▼

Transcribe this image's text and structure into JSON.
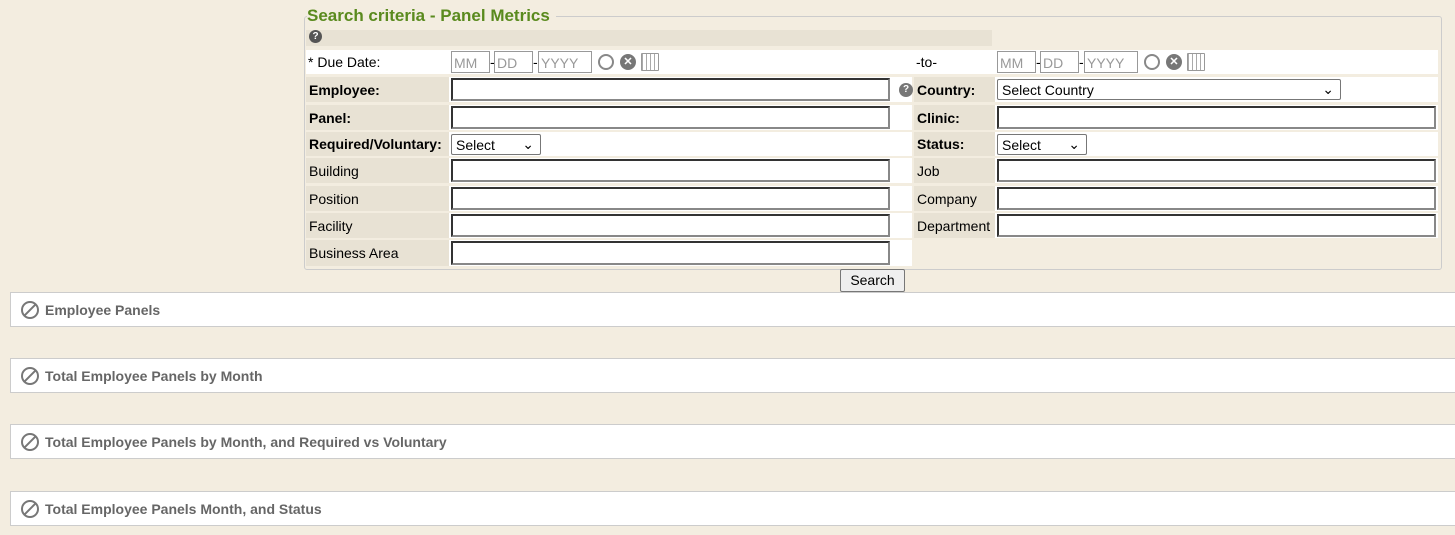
{
  "title": "Search criteria - Panel Metrics",
  "due_date": {
    "label": "* Due Date:",
    "to": "-to-",
    "mm": "MM",
    "dd": "DD",
    "yyyy": "YYYY",
    "sep": "-"
  },
  "left": [
    {
      "label": "Employee:",
      "type": "text",
      "bold": true
    },
    {
      "label": "Panel:",
      "type": "text",
      "bold": true
    },
    {
      "label": "Required/Voluntary:",
      "type": "select",
      "value": "Select",
      "bold": true
    },
    {
      "label": "Building",
      "type": "text"
    },
    {
      "label": "Position",
      "type": "text"
    },
    {
      "label": "Facility",
      "type": "text"
    },
    {
      "label": "Business Area",
      "type": "text"
    }
  ],
  "right": [
    {
      "label": "Country:",
      "type": "select",
      "value": "Select Country",
      "bold": true
    },
    {
      "label": "Clinic:",
      "type": "text",
      "bold": true
    },
    {
      "label": "Status:",
      "type": "select",
      "value": "Select",
      "bold": true
    },
    {
      "label": "Job",
      "type": "text"
    },
    {
      "label": "Company",
      "type": "text"
    },
    {
      "label": "Department",
      "type": "text"
    }
  ],
  "search_button": "Search",
  "sections": [
    "Employee Panels",
    "Total Employee Panels by Month",
    "Total Employee Panels by Month, and Required vs Voluntary",
    "Total Employee Panels Month, and Status"
  ],
  "colors": {
    "background": "#f3ede0",
    "title": "#5a8a1e",
    "label_bg": "#e8e2d4"
  },
  "icons": [
    "help-icon",
    "clock-icon",
    "clear-icon",
    "calendar-icon",
    "collapse-icon"
  ]
}
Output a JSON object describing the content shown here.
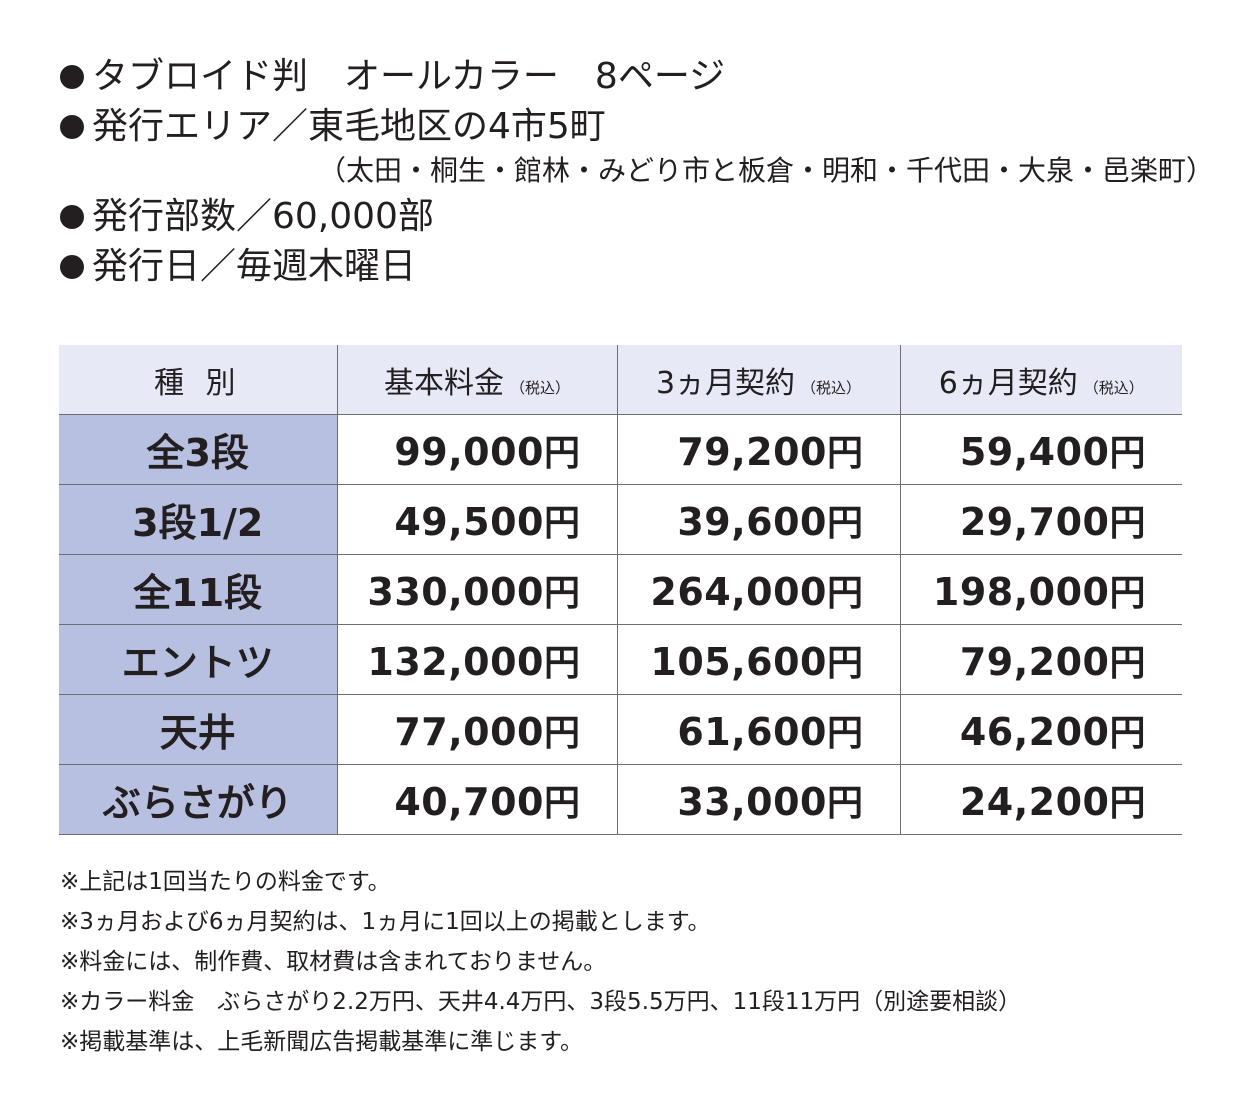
{
  "info": {
    "lines": [
      "タブロイド判　オールカラー　8ページ",
      "発行エリア／東毛地区の4市5町",
      "発行部数／60,000部",
      "発行日／毎週木曜日"
    ],
    "area_detail": "（太田・桐生・館林・みどり市と板倉・明和・千代田・大泉・邑楽町）"
  },
  "table": {
    "headers": [
      "種 別",
      "基本料金",
      "3ヵ月契約",
      "6ヵ月契約"
    ],
    "tax_note": "（税込）",
    "currency": "円",
    "rows": [
      {
        "type": "全3段",
        "base": "99,000",
        "m3": "79,200",
        "m6": "59,400"
      },
      {
        "type": "3段1/2",
        "base": "49,500",
        "m3": "39,600",
        "m6": "29,700"
      },
      {
        "type": "全11段",
        "base": "330,000",
        "m3": "264,000",
        "m6": "198,000"
      },
      {
        "type": "エントツ",
        "base": "132,000",
        "m3": "105,600",
        "m6": "79,200"
      },
      {
        "type": "天井",
        "base": "77,000",
        "m3": "61,600",
        "m6": "46,200"
      },
      {
        "type": "ぶらさがり",
        "base": "40,700",
        "m3": "33,000",
        "m6": "24,200"
      }
    ]
  },
  "notes": [
    "※上記は1回当たりの料金です。",
    "※3ヵ月および6ヵ月契約は、1ヵ月に1回以上の掲載とします。",
    "※料金には、制作費、取材費は含まれておりません。",
    "※カラー料金　ぶらさがり2.2万円、天井4.4万円、3段5.5万円、11段11万円（別途要相談）",
    "※掲載基準は、上毛新聞広告掲載基準に準じます。"
  ],
  "colors": {
    "header_bg": "#e8e9f6",
    "type_col_bg": "#b7c0e1",
    "text": "#231f20",
    "rule": "#6d6e71"
  }
}
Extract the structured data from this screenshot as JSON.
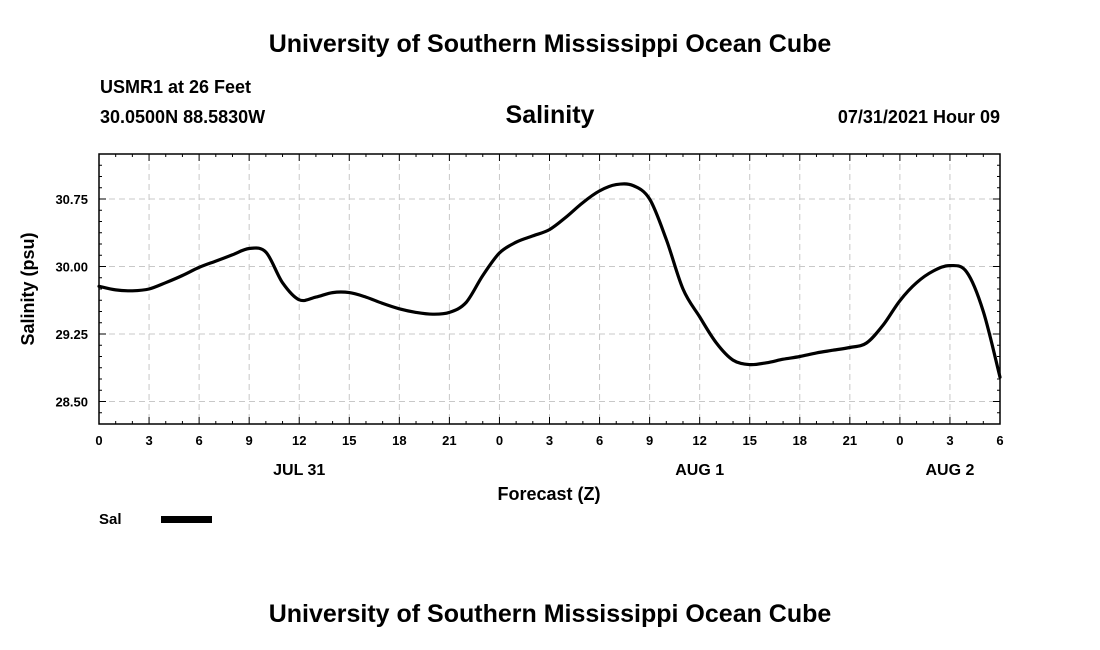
{
  "header": {
    "title": "University of Southern Mississippi Ocean Cube",
    "station": "USMR1 at 26 Feet",
    "coordinates": "30.0500N  88.5830W",
    "chart_title": "Salinity",
    "datetime": "07/31/2021 Hour 09"
  },
  "footer": {
    "title": "University of Southern Mississippi Ocean Cube"
  },
  "colors": {
    "line": "#000000",
    "grid": "#c8c8c8"
  },
  "chart_data": {
    "type": "line",
    "title": "Salinity",
    "xlabel": "Forecast (Z)",
    "ylabel": "Salinity (psu)",
    "xlim": [
      0,
      54
    ],
    "ylim": [
      28.25,
      31.25
    ],
    "y_ticks": [
      28.5,
      29.25,
      30.0,
      30.75
    ],
    "y_tick_labels": [
      "28.50",
      "29.25",
      "30.00",
      "30.75"
    ],
    "x_ticks": [
      0,
      3,
      6,
      9,
      12,
      15,
      18,
      21,
      24,
      27,
      30,
      33,
      36,
      39,
      42,
      45,
      48,
      51,
      54
    ],
    "x_tick_labels": [
      "0",
      "3",
      "6",
      "9",
      "12",
      "15",
      "18",
      "21",
      "0",
      "3",
      "6",
      "9",
      "12",
      "15",
      "18",
      "21",
      "0",
      "3",
      "6"
    ],
    "date_labels": [
      {
        "x": 12,
        "label": "JUL 31"
      },
      {
        "x": 36,
        "label": "AUG 1"
      },
      {
        "x": 51,
        "label": "AUG 2"
      }
    ],
    "grid": true,
    "legend": {
      "position": "bottom-left",
      "entries": [
        "Sal"
      ]
    },
    "series": [
      {
        "name": "Sal",
        "x": [
          0,
          1,
          2,
          3,
          4,
          5,
          6,
          7,
          8,
          9,
          10,
          11,
          12,
          13,
          14,
          15,
          16,
          17,
          18,
          19,
          20,
          21,
          22,
          23,
          24,
          25,
          26,
          27,
          28,
          29,
          30,
          31,
          32,
          33,
          34,
          35,
          36,
          37,
          38,
          39,
          40,
          41,
          42,
          43,
          44,
          45,
          46,
          47,
          48,
          49,
          50,
          51,
          52,
          53,
          54
        ],
        "values": [
          29.78,
          29.74,
          29.73,
          29.75,
          29.82,
          29.9,
          29.99,
          30.06,
          30.13,
          30.2,
          30.16,
          29.82,
          29.63,
          29.66,
          29.71,
          29.71,
          29.66,
          29.59,
          29.53,
          29.49,
          29.47,
          29.49,
          29.6,
          29.9,
          30.15,
          30.27,
          30.34,
          30.41,
          30.55,
          30.71,
          30.84,
          30.91,
          30.9,
          30.75,
          30.3,
          29.75,
          29.44,
          29.15,
          28.96,
          28.91,
          28.93,
          28.97,
          29.0,
          29.04,
          29.07,
          29.1,
          29.15,
          29.35,
          29.62,
          29.82,
          29.95,
          30.01,
          29.94,
          29.5,
          28.77
        ]
      }
    ]
  }
}
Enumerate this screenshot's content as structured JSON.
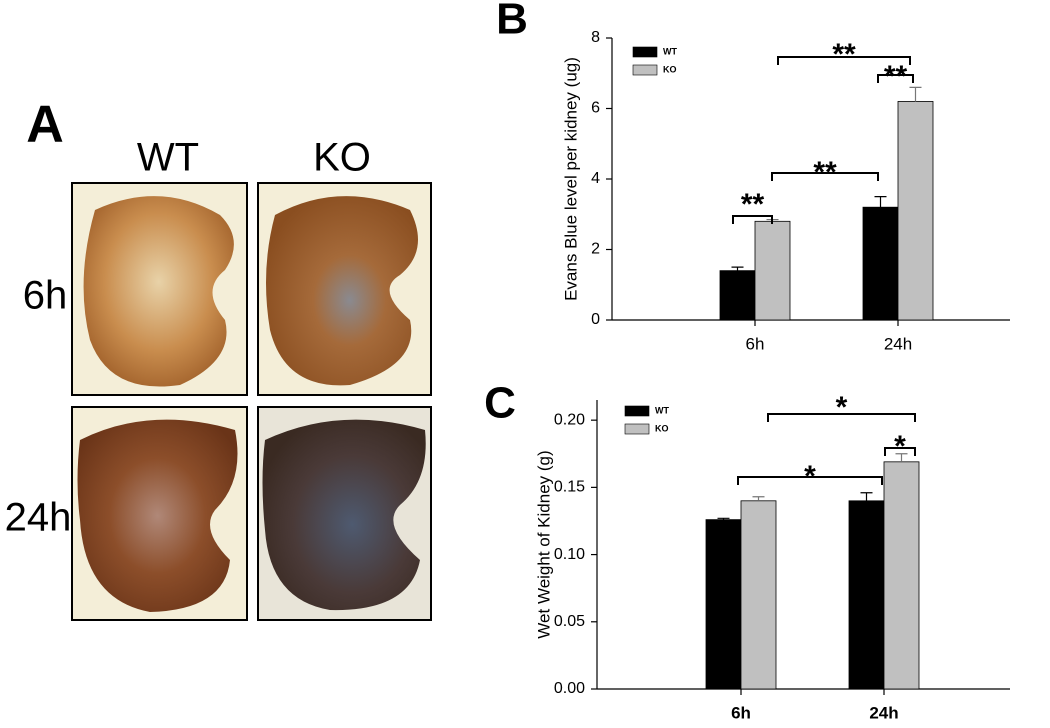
{
  "panel_a": {
    "label": "A",
    "columns": [
      "WT",
      "KO"
    ],
    "rows": [
      "6h",
      "24h"
    ]
  },
  "chart_data": [
    {
      "type": "bar",
      "panel_label": "B",
      "y_label": "Evans Blue level per kidney (ug)",
      "categories": [
        "6h",
        "24h"
      ],
      "series": [
        {
          "name": "WT",
          "color": "#000000",
          "values": [
            1.4,
            3.2
          ],
          "errors": [
            0.1,
            0.3
          ]
        },
        {
          "name": "KO",
          "color": "#c0c0c0",
          "values": [
            2.8,
            6.2
          ],
          "errors": [
            0.05,
            0.4
          ]
        }
      ],
      "ylim": [
        0,
        8
      ],
      "yticks": [
        0,
        2,
        4,
        6,
        8
      ],
      "annotations": [
        "**",
        "**",
        "**",
        "**"
      ]
    },
    {
      "type": "bar",
      "panel_label": "C",
      "y_label": "Wet Weight of Kidney (g)",
      "categories": [
        "6h",
        "24h"
      ],
      "series": [
        {
          "name": "WT",
          "color": "#000000",
          "values": [
            0.126,
            0.14
          ],
          "errors": [
            0.001,
            0.006
          ]
        },
        {
          "name": "KO",
          "color": "#c0c0c0",
          "values": [
            0.14,
            0.169
          ],
          "errors": [
            0.003,
            0.006
          ]
        }
      ],
      "ylim": [
        0,
        0.215
      ],
      "yticks": [
        {
          "value": 0,
          "label": "0.00"
        },
        {
          "value": 0.05,
          "label": "0.05"
        },
        {
          "value": 0.1,
          "label": "0.10"
        },
        {
          "value": 0.15,
          "label": "0.15"
        },
        {
          "value": 0.2,
          "label": "0.20"
        }
      ],
      "annotations": [
        "*",
        "*",
        "*"
      ]
    }
  ]
}
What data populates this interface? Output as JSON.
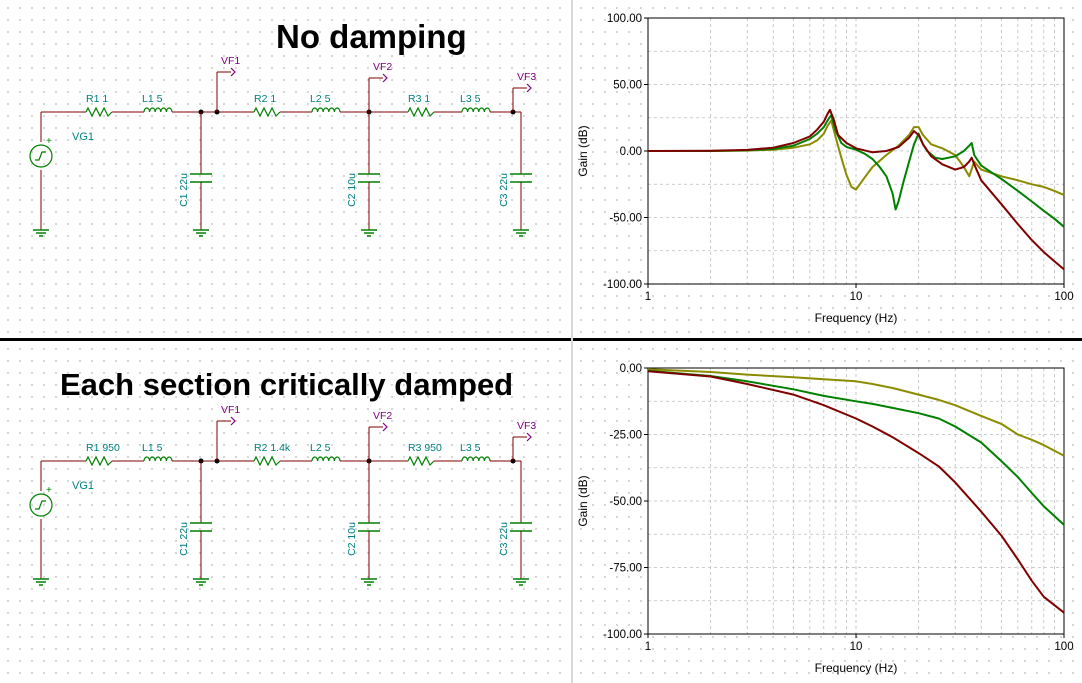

▲

> Directive
Show each line of the data that contains the string "Output".

> Solution to this exercise
Output a JSON object describing the content shown here.
What data populates this interface? Output as JSON.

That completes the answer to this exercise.